Aim: Return the full material exactly.

Provided information:
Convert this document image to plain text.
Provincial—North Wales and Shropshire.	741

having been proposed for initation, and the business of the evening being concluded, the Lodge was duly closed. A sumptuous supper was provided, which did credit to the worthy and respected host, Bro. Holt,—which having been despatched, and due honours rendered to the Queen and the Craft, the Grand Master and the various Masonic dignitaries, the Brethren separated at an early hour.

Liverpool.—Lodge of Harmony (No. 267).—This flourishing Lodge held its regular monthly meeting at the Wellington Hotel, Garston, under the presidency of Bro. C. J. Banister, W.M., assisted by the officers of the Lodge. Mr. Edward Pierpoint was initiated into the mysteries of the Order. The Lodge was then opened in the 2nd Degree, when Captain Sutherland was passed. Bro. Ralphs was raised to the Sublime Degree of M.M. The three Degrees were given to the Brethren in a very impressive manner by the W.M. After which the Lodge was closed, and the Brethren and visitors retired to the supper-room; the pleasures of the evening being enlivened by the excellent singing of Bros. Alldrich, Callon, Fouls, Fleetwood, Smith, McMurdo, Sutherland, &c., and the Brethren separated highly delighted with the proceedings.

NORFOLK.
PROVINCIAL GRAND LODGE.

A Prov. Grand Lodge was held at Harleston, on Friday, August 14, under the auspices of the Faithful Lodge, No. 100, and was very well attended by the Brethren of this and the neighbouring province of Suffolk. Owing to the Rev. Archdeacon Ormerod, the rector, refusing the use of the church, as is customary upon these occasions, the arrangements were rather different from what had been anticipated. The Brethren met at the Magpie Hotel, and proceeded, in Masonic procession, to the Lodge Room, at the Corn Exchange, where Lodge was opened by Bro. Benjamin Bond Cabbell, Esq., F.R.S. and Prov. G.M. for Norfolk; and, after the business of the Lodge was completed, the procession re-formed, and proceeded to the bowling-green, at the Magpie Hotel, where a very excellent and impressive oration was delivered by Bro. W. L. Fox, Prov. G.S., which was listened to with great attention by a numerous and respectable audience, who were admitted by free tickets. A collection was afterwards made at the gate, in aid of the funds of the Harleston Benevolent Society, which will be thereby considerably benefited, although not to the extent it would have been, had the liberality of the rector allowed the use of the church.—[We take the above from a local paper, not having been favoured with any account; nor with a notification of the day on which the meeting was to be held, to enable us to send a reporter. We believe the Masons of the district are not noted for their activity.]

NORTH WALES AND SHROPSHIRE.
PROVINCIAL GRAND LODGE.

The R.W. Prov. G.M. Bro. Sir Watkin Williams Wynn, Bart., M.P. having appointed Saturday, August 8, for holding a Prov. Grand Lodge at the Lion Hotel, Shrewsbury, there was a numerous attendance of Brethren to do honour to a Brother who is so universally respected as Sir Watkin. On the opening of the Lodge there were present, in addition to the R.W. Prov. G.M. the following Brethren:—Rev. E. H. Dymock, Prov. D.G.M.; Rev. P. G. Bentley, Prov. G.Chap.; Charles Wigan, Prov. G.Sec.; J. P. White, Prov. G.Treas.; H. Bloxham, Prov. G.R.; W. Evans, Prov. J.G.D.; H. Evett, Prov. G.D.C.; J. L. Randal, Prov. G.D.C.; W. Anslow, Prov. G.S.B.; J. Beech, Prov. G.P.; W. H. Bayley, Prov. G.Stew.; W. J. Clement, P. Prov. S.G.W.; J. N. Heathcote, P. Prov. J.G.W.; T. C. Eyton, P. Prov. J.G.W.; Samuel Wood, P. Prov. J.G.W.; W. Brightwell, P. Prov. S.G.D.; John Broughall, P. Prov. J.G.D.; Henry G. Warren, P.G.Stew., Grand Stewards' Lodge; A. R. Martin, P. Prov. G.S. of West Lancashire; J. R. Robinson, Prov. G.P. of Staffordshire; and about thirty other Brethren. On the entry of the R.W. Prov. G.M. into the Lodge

Result:
Convert this document image to plain text.
Provincial—North Wales and Shropshire.	741

having been proposed for initation, and the business of the evening being concluded, the Lodge was duly closed. A sumptuous supper was provided, which did credit to the worthy and respected host, Bro. Holt,—which having been despatched, and due honours rendered to the Queen and the Craft, the Grand Master and the various Masonic dignitaries, the Brethren separated at an early hour.

Liverpool.—Lodge of Harmony (No. 267).—This flourishing Lodge held its regular monthly meeting at the Wellington Hotel, Garston, under the presidency of Bro. C. J. Banister, W.M., assisted by the officers of the Lodge. Mr. Edward Pierpoint was initiated into the mysteries of the Order. The Lodge was then opened in the 2nd Degree, when Captain Sutherland was passed. Bro. Ralphs was raised to the Sublime Degree of M.M. The three Degrees were given to the Brethren in a very impressive manner by the W.M. After which the Lodge was closed, and the Brethren and visitors retired to the supper-room; the pleasures of the evening being enlivened by the excellent singing of Bros. Alldrich, Callon, Fouls, Fleetwood, Smith, McMurdo, Sutherland, &c., and the Brethren separated highly delighted with the proceedings.

NORFOLK.
PROVINCIAL GRAND LODGE.

A Prov. Grand Lodge was held at Harleston, on Friday, August 14, under the auspices of the Faithful Lodge, No. 100, and was very well attended by the Brethren of this and the neighbouring province of Suffolk. Owing to the Rev. Archdeacon Ormerod, the rector, refusing the use of the church, as is customary upon these occasions, the arrangements were rather different from what had been anticipated. The Brethren met at the Magpie Hotel, and proceeded, in Masonic procession, to the Lodge Room, at the Corn Exchange, where Lodge was opened by Bro. Benjamin Bond Cabbell, Esq., F.R.S. and Prov. G.M. for Norfolk; and, after the business of the Lodge was completed, the procession re-formed, and proceeded to the bowling-green, at the Magpie Hotel, where a very excellent and impressive oration was delivered by Bro. W. L. Fox, Prov. G.S., which was listened to with great attention by a numerous and respectable audience, who were admitted by free tickets. A collection was afterwards made at the gate, in aid of the funds of the Harleston Benevolent Society, which will be thereby considerably benefited, although not to the extent it would have been, had the liberality of the rector allowed the use of the church.—[We take the above from a local paper, not having been favoured with any account; nor with a notification of the day on which the meeting was to be held, to enable us to send a reporter. We believe the Masons of the district are not noted for their activity.]

NORTH WALES AND SHROPSHIRE.
PROVINCIAL GRAND LODGE.

The R.W. Prov. G.M. Bro. Sir Watkin Williams Wynn, Bart., M.P. having appointed Saturday, August 8, for holding a Prov. Grand Lodge at the Lion Hotel, Shrewsbury, there was a numerous attendance of Brethren to do honour to a Brother who is so universally respected as Sir Watkin. On the opening of the Lodge there were present, in addition to the R.W. Prov. G.M. the following Brethren:—Rev. E. H. Dymock, Prov. D.G.M.; Rev. P. G. Bentley, Prov. G.Chap.; Charles Wigan, Prov. G.Sec.; J. P. White, Prov. G.Treas.; H. Bloxham, Prov. G.R.; W. Evans, Prov. J.G.D.; H. Evett, Prov. G.D.C.; J. L. Randal, Prov. G.D.C.; W. Anslow, Prov. G.S.B.; J. Beech, Prov. G.P.; W. H. Bayley, Prov. G.Stew.; W. J. Clement, P. Prov. S.G.W.; J. N. Heathcote, P. Prov. J.G.W.; T. C. Eyton, P. Prov. J.G.W.; Samuel Wood, P. Prov. J.G.W.; W. Brightwell, P. Prov. S.G.D.; John Broughall, P. Prov. J.G.D.; Henry G. Warren, P.G.Stew., Grand Stewards' Lodge; A. R. Martin, P. Prov. G.S. of West Lancashire; J. R. Robinson, Prov. G.P. of Staffordshire; and about thirty other Brethren. On the entry of the R.W. Prov. G.M. into the Lodge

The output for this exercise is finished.